Records from a data collection

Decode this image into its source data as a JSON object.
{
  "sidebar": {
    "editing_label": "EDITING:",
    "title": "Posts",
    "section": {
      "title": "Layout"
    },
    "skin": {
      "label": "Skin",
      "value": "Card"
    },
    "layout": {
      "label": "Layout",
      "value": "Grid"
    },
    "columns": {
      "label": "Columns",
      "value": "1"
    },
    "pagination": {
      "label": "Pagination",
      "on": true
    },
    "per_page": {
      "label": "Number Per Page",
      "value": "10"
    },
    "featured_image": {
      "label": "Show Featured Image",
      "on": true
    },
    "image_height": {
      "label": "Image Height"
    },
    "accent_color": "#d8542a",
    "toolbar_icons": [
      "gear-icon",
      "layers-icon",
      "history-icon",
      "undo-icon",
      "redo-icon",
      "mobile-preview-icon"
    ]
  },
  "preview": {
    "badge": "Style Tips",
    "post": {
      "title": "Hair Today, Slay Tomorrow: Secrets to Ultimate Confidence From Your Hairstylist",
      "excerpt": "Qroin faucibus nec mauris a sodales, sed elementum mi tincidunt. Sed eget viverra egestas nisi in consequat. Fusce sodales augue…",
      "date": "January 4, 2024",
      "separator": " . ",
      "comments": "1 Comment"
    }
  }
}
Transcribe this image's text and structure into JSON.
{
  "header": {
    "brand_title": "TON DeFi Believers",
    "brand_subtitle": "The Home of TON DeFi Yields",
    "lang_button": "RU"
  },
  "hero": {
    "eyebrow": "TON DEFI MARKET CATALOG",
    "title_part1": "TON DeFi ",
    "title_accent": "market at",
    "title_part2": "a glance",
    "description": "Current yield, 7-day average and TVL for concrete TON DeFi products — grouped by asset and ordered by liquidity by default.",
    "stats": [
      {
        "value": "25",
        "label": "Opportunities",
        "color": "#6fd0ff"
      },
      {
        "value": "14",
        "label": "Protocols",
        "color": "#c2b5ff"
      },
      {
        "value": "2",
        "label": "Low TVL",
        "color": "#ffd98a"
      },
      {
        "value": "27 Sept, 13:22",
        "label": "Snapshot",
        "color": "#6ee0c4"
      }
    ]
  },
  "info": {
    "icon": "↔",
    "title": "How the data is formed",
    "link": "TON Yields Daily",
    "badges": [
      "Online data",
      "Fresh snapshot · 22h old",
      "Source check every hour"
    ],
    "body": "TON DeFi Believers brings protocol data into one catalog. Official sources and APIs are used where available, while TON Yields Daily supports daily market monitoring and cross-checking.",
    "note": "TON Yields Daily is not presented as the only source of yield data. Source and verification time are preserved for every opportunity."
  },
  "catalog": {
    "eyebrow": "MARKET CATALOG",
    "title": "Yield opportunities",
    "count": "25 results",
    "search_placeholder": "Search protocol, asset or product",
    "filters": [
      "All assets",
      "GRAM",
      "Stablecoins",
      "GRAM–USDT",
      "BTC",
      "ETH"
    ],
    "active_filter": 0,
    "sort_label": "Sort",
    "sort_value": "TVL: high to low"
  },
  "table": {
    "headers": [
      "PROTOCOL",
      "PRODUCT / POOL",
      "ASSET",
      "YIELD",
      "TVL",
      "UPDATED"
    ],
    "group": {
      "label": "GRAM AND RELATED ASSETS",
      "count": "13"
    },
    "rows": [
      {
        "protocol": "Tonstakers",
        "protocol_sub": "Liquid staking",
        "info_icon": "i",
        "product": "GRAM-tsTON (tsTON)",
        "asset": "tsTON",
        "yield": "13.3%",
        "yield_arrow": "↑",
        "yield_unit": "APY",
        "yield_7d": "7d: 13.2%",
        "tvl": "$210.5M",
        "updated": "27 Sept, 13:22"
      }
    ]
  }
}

*WHAT IS NEEDED:* Write out all the data again, exactly as it appears.

*EXERCISE ANSWER:*
Decode this image into its source data as a JSON object.
{
  "sidebar": {
    "editing_label": "EDITING:",
    "title": "Posts",
    "section": {
      "title": "Layout"
    },
    "skin": {
      "label": "Skin",
      "value": "Card"
    },
    "layout": {
      "label": "Layout",
      "value": "Grid"
    },
    "columns": {
      "label": "Columns",
      "value": "1"
    },
    "pagination": {
      "label": "Pagination",
      "on": true
    },
    "per_page": {
      "label": "Number Per Page",
      "value": "10"
    },
    "featured_image": {
      "label": "Show Featured Image",
      "on": true
    },
    "image_height": {
      "label": "Image Height"
    },
    "accent_color": "#d8542a",
    "toolbar_icons": [
      "gear-icon",
      "layers-icon",
      "history-icon",
      "undo-icon",
      "redo-icon",
      "mobile-preview-icon"
    ]
  },
  "preview": {
    "badge": "Style Tips",
    "post": {
      "title": "Hair Today, Slay Tomorrow: Secrets to Ultimate Confidence From Your Hairstylist",
      "excerpt": "Qroin faucibus nec mauris a sodales, sed elementum mi tincidunt. Sed eget viverra egestas nisi in consequat. Fusce sodales augue…",
      "date": "January 4, 2024",
      "separator": " . ",
      "comments": "1 Comment"
    }
  }
}
Transcribe this image's text and structure into JSON.
{
  "header": {
    "brand_title": "TON DeFi Believers",
    "brand_subtitle": "The Home of TON DeFi Yields",
    "lang_button": "RU"
  },
  "hero": {
    "eyebrow": "TON DEFI MARKET CATALOG",
    "title_part1": "TON DeFi ",
    "title_accent": "market at",
    "title_part2": "a glance",
    "description": "Current yield, 7-day average and TVL for concrete TON DeFi products — grouped by asset and ordered by liquidity by default.",
    "stats": [
      {
        "value": "25",
        "label": "Opportunities",
        "color": "#6fd0ff"
      },
      {
        "value": "14",
        "label": "Protocols",
        "color": "#c2b5ff"
      },
      {
        "value": "2",
        "label": "Low TVL",
        "color": "#ffd98a"
      },
      {
        "value": "27 Sept, 13:22",
        "label": "Snapshot",
        "color": "#6ee0c4"
      }
    ]
  },
  "info": {
    "icon": "↔",
    "title": "How the data is formed",
    "link": "TON Yields Daily",
    "badges": [
      "Online data",
      "Fresh snapshot · 22h old",
      "Source check every hour"
    ],
    "body": "TON DeFi Believers brings protocol data into one catalog. Official sources and APIs are used where available, while TON Yields Daily supports daily market monitoring and cross-checking.",
    "note": "TON Yields Daily is not presented as the only source of yield data. Source and verification time are preserved for every opportunity."
  },
  "catalog": {
    "eyebrow": "MARKET CATALOG",
    "title": "Yield opportunities",
    "count": "25 results",
    "search_placeholder": "Search protocol, asset or product",
    "filters": [
      "All assets",
      "GRAM",
      "Stablecoins",
      "GRAM–USDT",
      "BTC",
      "ETH"
    ],
    "active_filter": 0,
    "sort_label": "Sort",
    "sort_value": "TVL: high to low"
  },
  "table": {
    "headers": [
      "PROTOCOL",
      "PRODUCT / POOL",
      "ASSET",
      "YIELD",
      "TVL",
      "UPDATED"
    ],
    "group": {
      "label": "GRAM AND RELATED ASSETS",
      "count": "13"
    },
    "rows": [
      {
        "protocol": "Tonstakers",
        "protocol_sub": "Liquid staking",
        "info_icon": "i",
        "product": "GRAM-tsTON (tsTON)",
        "asset": "tsTON",
        "yield": "13.3%",
        "yield_arrow": "↑",
        "yield_unit": "APY",
        "yield_7d": "7d: 13.2%",
        "tvl": "$210.5M",
        "updated": "27 Sept, 13:22"
      }
    ]
  }
}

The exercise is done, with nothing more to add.